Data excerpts
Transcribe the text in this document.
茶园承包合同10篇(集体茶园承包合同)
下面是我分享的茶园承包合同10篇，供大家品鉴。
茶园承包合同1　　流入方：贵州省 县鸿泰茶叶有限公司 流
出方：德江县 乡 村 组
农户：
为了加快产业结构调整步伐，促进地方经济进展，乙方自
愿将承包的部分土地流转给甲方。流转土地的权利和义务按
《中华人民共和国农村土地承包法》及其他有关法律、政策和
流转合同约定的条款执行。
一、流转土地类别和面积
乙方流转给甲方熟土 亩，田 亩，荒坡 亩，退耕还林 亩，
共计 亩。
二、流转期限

_REQUEST:_
Your task is to quote the listing above word for word.

_WRITTEN RESPONSE:_
Transcribe the text in this document.
茶园承包合同10篇(集体茶园承包合同)
下面是我分享的茶园承包合同10篇，供大家品鉴。
茶园承包合同1　　流入方：贵州省 县鸿泰茶叶有限公司 流
出方：德江县 乡 村 组
农户：
为了加快产业结构调整步伐，促进地方经济进展，乙方自
愿将承包的部分土地流转给甲方。流转土地的权利和义务按
《中华人民共和国农村土地承包法》及其他有关法律、政策和
流转合同约定的条款执行。
一、流转土地类别和面积
乙方流转给甲方熟土 亩，田 亩，荒坡 亩，退耕还林 亩，
共计 亩。
二、流转期限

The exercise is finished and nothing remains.